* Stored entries
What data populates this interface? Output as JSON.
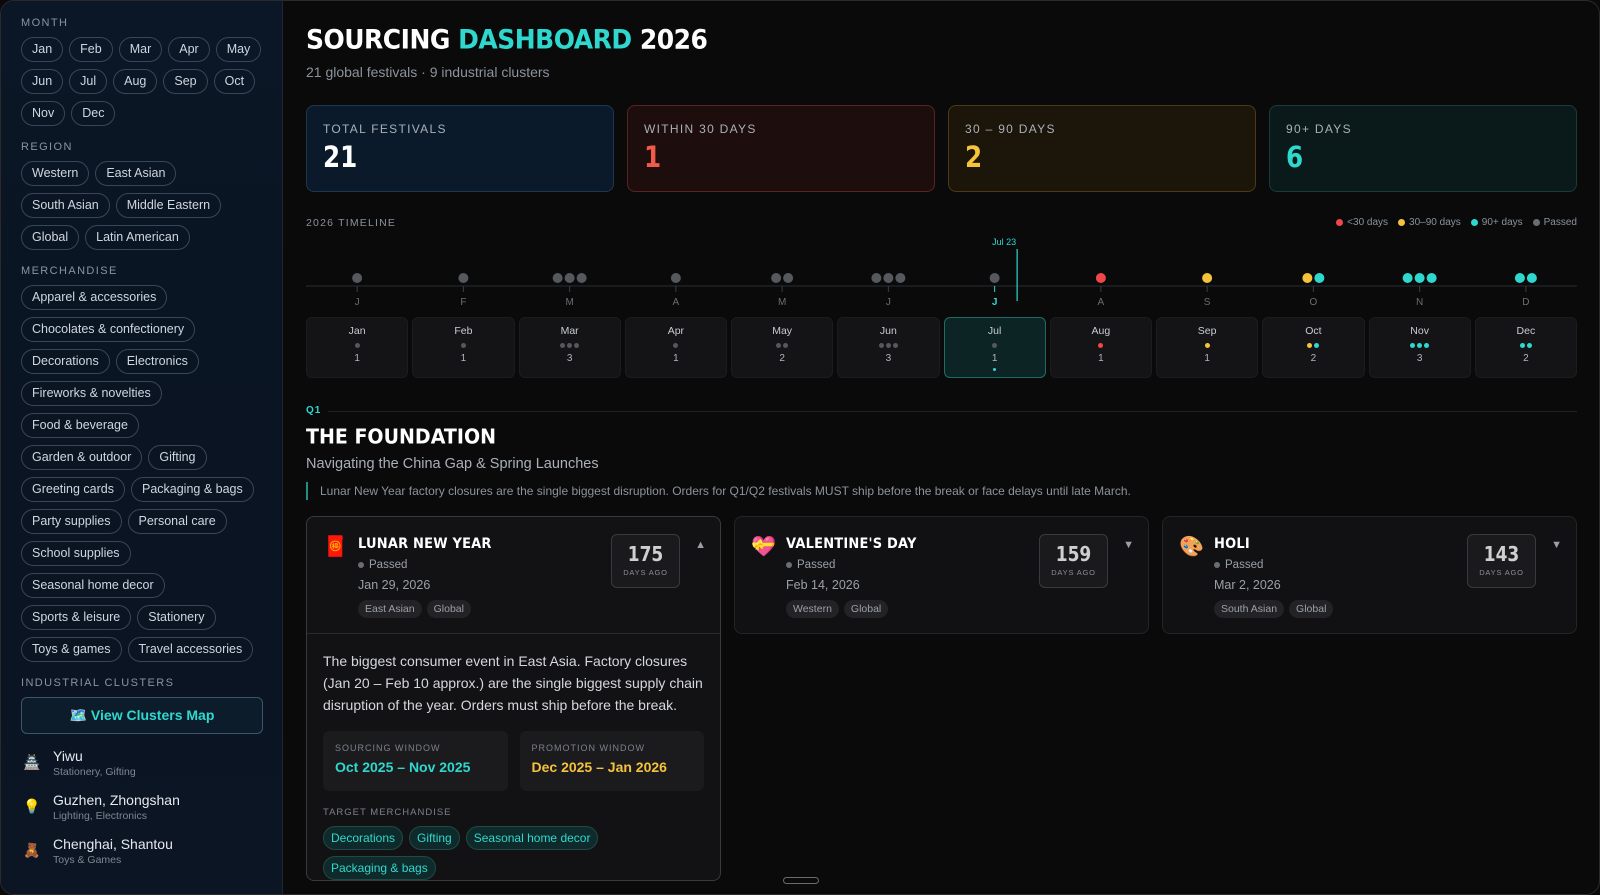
{
  "sidebar": {
    "month_heading": "MONTH",
    "months": [
      "Jan",
      "Feb",
      "Mar",
      "Apr",
      "May",
      "Jun",
      "Jul",
      "Aug",
      "Sep",
      "Oct",
      "Nov",
      "Dec"
    ],
    "region_heading": "REGION",
    "regions": [
      "Western",
      "East Asian",
      "South Asian",
      "Middle Eastern",
      "Global",
      "Latin American"
    ],
    "merch_heading": "MERCHANDISE",
    "merchandise": [
      "Apparel & accessories",
      "Chocolates & confectionery",
      "Decorations",
      "Electronics",
      "Fireworks & novelties",
      "Food & beverage",
      "Garden & outdoor",
      "Gifting",
      "Greeting cards",
      "Packaging & bags",
      "Party supplies",
      "Personal care",
      "School supplies",
      "Seasonal home decor",
      "Sports & leisure",
      "Stationery",
      "Toys & games",
      "Travel accessories"
    ],
    "clusters_heading": "INDUSTRIAL CLUSTERS",
    "clusters_button": "🗺️ View Clusters Map",
    "clusters": [
      {
        "icon": "🏯",
        "name": "Yiwu",
        "sub": "Stationery, Gifting"
      },
      {
        "icon": "💡",
        "name": "Guzhen, Zhongshan",
        "sub": "Lighting, Electronics"
      },
      {
        "icon": "🧸",
        "name": "Chenghai, Shantou",
        "sub": "Toys & Games"
      }
    ]
  },
  "header": {
    "title_part1": "SOURCING ",
    "title_accent": "DASHBOARD",
    "title_part2": " 2026",
    "subtitle": "21 global festivals · 9 industrial clusters"
  },
  "stats": [
    {
      "label": "TOTAL FESTIVALS",
      "value": "21"
    },
    {
      "label": "WITHIN 30 DAYS",
      "value": "1"
    },
    {
      "label": "30 – 90 DAYS",
      "value": "2"
    },
    {
      "label": "90+ DAYS",
      "value": "6"
    }
  ],
  "timeline": {
    "title": "2026 TIMELINE",
    "today_label": "Jul 23",
    "today_position": 6.72,
    "legend": [
      {
        "label": "<30 days",
        "color": "#f04848"
      },
      {
        "label": "30–90 days",
        "color": "#f5c33b"
      },
      {
        "label": "90+ days",
        "color": "#2fd8cf"
      },
      {
        "label": "Passed",
        "color": "#6a6d72"
      }
    ],
    "months": [
      {
        "letter": "J",
        "name": "Jan",
        "count": "1",
        "dots": [
          "passed"
        ]
      },
      {
        "letter": "F",
        "name": "Feb",
        "count": "1",
        "dots": [
          "passed"
        ]
      },
      {
        "letter": "M",
        "name": "Mar",
        "count": "3",
        "dots": [
          "passed",
          "passed",
          "passed"
        ]
      },
      {
        "letter": "A",
        "name": "Apr",
        "count": "1",
        "dots": [
          "passed"
        ]
      },
      {
        "letter": "M",
        "name": "May",
        "count": "2",
        "dots": [
          "passed",
          "passed"
        ]
      },
      {
        "letter": "J",
        "name": "Jun",
        "count": "3",
        "dots": [
          "passed",
          "passed",
          "passed"
        ]
      },
      {
        "letter": "J",
        "name": "Jul",
        "count": "1",
        "dots": [
          "passed"
        ],
        "active": true
      },
      {
        "letter": "A",
        "name": "Aug",
        "count": "1",
        "dots": [
          "lt30"
        ]
      },
      {
        "letter": "S",
        "name": "Sep",
        "count": "1",
        "dots": [
          "mid"
        ]
      },
      {
        "letter": "O",
        "name": "Oct",
        "count": "2",
        "dots": [
          "mid",
          "far"
        ]
      },
      {
        "letter": "N",
        "name": "Nov",
        "count": "3",
        "dots": [
          "far",
          "far",
          "far"
        ]
      },
      {
        "letter": "D",
        "name": "Dec",
        "count": "2",
        "dots": [
          "far",
          "far"
        ]
      }
    ]
  },
  "colors": {
    "passed": "#55585d",
    "lt30": "#f04848",
    "mid": "#f5c33b",
    "far": "#2fd8cf",
    "accent": "#2fd8cf"
  },
  "section": {
    "quarter": "Q1",
    "title": "THE FOUNDATION",
    "subtitle": "Navigating the China Gap & Spring Launches",
    "note": "Lunar New Year factory closures are the single biggest disruption. Orders for Q1/Q2 festivals MUST ship before the break or face delays until late March."
  },
  "festivals": [
    {
      "icon": "🧧",
      "name": "LUNAR NEW YEAR",
      "status": "Passed",
      "date": "Jan 29, 2026",
      "tags": [
        "East Asian",
        "Global"
      ],
      "days": "175",
      "days_label": "DAYS AGO",
      "chevron": "▲",
      "description": "The biggest consumer event in East Asia. Factory closures (Jan 20 – Feb 10 approx.) are the single biggest supply chain disruption of the year. Orders must ship before the break.",
      "sourcing_label": "SOURCING WINDOW",
      "sourcing_value": "Oct 2025 – Nov 2025",
      "promotion_label": "PROMOTION WINDOW",
      "promotion_value": "Dec 2025 – Jan 2026",
      "target_label": "TARGET MERCHANDISE",
      "target": [
        "Decorations",
        "Gifting",
        "Seasonal home decor",
        "Packaging & bags"
      ]
    },
    {
      "icon": "💝",
      "name": "VALENTINE'S DAY",
      "status": "Passed",
      "date": "Feb 14, 2026",
      "tags": [
        "Western",
        "Global"
      ],
      "days": "159",
      "days_label": "DAYS AGO",
      "chevron": "▼"
    },
    {
      "icon": "🎨",
      "name": "HOLI",
      "status": "Passed",
      "date": "Mar 2, 2026",
      "tags": [
        "South Asian",
        "Global"
      ],
      "days": "143",
      "days_label": "DAYS AGO",
      "chevron": "▼"
    }
  ]
}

* EXERCISE DIRECTIONS
Give every line above again exactly, with no pictures.

* ANSWER TO THE TASK
What data populates this interface? Output as JSON.
{
  "sidebar": {
    "month_heading": "MONTH",
    "months": [
      "Jan",
      "Feb",
      "Mar",
      "Apr",
      "May",
      "Jun",
      "Jul",
      "Aug",
      "Sep",
      "Oct",
      "Nov",
      "Dec"
    ],
    "region_heading": "REGION",
    "regions": [
      "Western",
      "East Asian",
      "South Asian",
      "Middle Eastern",
      "Global",
      "Latin American"
    ],
    "merch_heading": "MERCHANDISE",
    "merchandise": [
      "Apparel & accessories",
      "Chocolates & confectionery",
      "Decorations",
      "Electronics",
      "Fireworks & novelties",
      "Food & beverage",
      "Garden & outdoor",
      "Gifting",
      "Greeting cards",
      "Packaging & bags",
      "Party supplies",
      "Personal care",
      "School supplies",
      "Seasonal home decor",
      "Sports & leisure",
      "Stationery",
      "Toys & games",
      "Travel accessories"
    ],
    "clusters_heading": "INDUSTRIAL CLUSTERS",
    "clusters_button": "🗺️ View Clusters Map",
    "clusters": [
      {
        "icon": "🏯",
        "name": "Yiwu",
        "sub": "Stationery, Gifting"
      },
      {
        "icon": "💡",
        "name": "Guzhen, Zhongshan",
        "sub": "Lighting, Electronics"
      },
      {
        "icon": "🧸",
        "name": "Chenghai, Shantou",
        "sub": "Toys & Games"
      }
    ]
  },
  "header": {
    "title_part1": "SOURCING ",
    "title_accent": "DASHBOARD",
    "title_part2": " 2026",
    "subtitle": "21 global festivals · 9 industrial clusters"
  },
  "stats": [
    {
      "label": "TOTAL FESTIVALS",
      "value": "21"
    },
    {
      "label": "WITHIN 30 DAYS",
      "value": "1"
    },
    {
      "label": "30 – 90 DAYS",
      "value": "2"
    },
    {
      "label": "90+ DAYS",
      "value": "6"
    }
  ],
  "timeline": {
    "title": "2026 TIMELINE",
    "today_label": "Jul 23",
    "today_position": 6.72,
    "legend": [
      {
        "label": "<30 days",
        "color": "#f04848"
      },
      {
        "label": "30–90 days",
        "color": "#f5c33b"
      },
      {
        "label": "90+ days",
        "color": "#2fd8cf"
      },
      {
        "label": "Passed",
        "color": "#6a6d72"
      }
    ],
    "months": [
      {
        "letter": "J",
        "name": "Jan",
        "count": "1",
        "dots": [
          "passed"
        ]
      },
      {
        "letter": "F",
        "name": "Feb",
        "count": "1",
        "dots": [
          "passed"
        ]
      },
      {
        "letter": "M",
        "name": "Mar",
        "count": "3",
        "dots": [
          "passed",
          "passed",
          "passed"
        ]
      },
      {
        "letter": "A",
        "name": "Apr",
        "count": "1",
        "dots": [
          "passed"
        ]
      },
      {
        "letter": "M",
        "name": "May",
        "count": "2",
        "dots": [
          "passed",
          "passed"
        ]
      },
      {
        "letter": "J",
        "name": "Jun",
        "count": "3",
        "dots": [
          "passed",
          "passed",
          "passed"
        ]
      },
      {
        "letter": "J",
        "name": "Jul",
        "count": "1",
        "dots": [
          "passed"
        ],
        "active": true
      },
      {
        "letter": "A",
        "name": "Aug",
        "count": "1",
        "dots": [
          "lt30"
        ]
      },
      {
        "letter": "S",
        "name": "Sep",
        "count": "1",
        "dots": [
          "mid"
        ]
      },
      {
        "letter": "O",
        "name": "Oct",
        "count": "2",
        "dots": [
          "mid",
          "far"
        ]
      },
      {
        "letter": "N",
        "name": "Nov",
        "count": "3",
        "dots": [
          "far",
          "far",
          "far"
        ]
      },
      {
        "letter": "D",
        "name": "Dec",
        "count": "2",
        "dots": [
          "far",
          "far"
        ]
      }
    ]
  },
  "colors": {
    "passed": "#55585d",
    "lt30": "#f04848",
    "mid": "#f5c33b",
    "far": "#2fd8cf",
    "accent": "#2fd8cf"
  },
  "section": {
    "quarter": "Q1",
    "title": "THE FOUNDATION",
    "subtitle": "Navigating the China Gap & Spring Launches",
    "note": "Lunar New Year factory closures are the single biggest disruption. Orders for Q1/Q2 festivals MUST ship before the break or face delays until late March."
  },
  "festivals": [
    {
      "icon": "🧧",
      "name": "LUNAR NEW YEAR",
      "status": "Passed",
      "date": "Jan 29, 2026",
      "tags": [
        "East Asian",
        "Global"
      ],
      "days": "175",
      "days_label": "DAYS AGO",
      "chevron": "▲",
      "description": "The biggest consumer event in East Asia. Factory closures (Jan 20 – Feb 10 approx.) are the single biggest supply chain disruption of the year. Orders must ship before the break.",
      "sourcing_label": "SOURCING WINDOW",
      "sourcing_value": "Oct 2025 – Nov 2025",
      "promotion_label": "PROMOTION WINDOW",
      "promotion_value": "Dec 2025 – Jan 2026",
      "target_label": "TARGET MERCHANDISE",
      "target": [
        "Decorations",
        "Gifting",
        "Seasonal home decor",
        "Packaging & bags"
      ]
    },
    {
      "icon": "💝",
      "name": "VALENTINE'S DAY",
      "status": "Passed",
      "date": "Feb 14, 2026",
      "tags": [
        "Western",
        "Global"
      ],
      "days": "159",
      "days_label": "DAYS AGO",
      "chevron": "▼"
    },
    {
      "icon": "🎨",
      "name": "HOLI",
      "status": "Passed",
      "date": "Mar 2, 2026",
      "tags": [
        "South Asian",
        "Global"
      ],
      "days": "143",
      "days_label": "DAYS AGO",
      "chevron": "▼"
    }
  ]
}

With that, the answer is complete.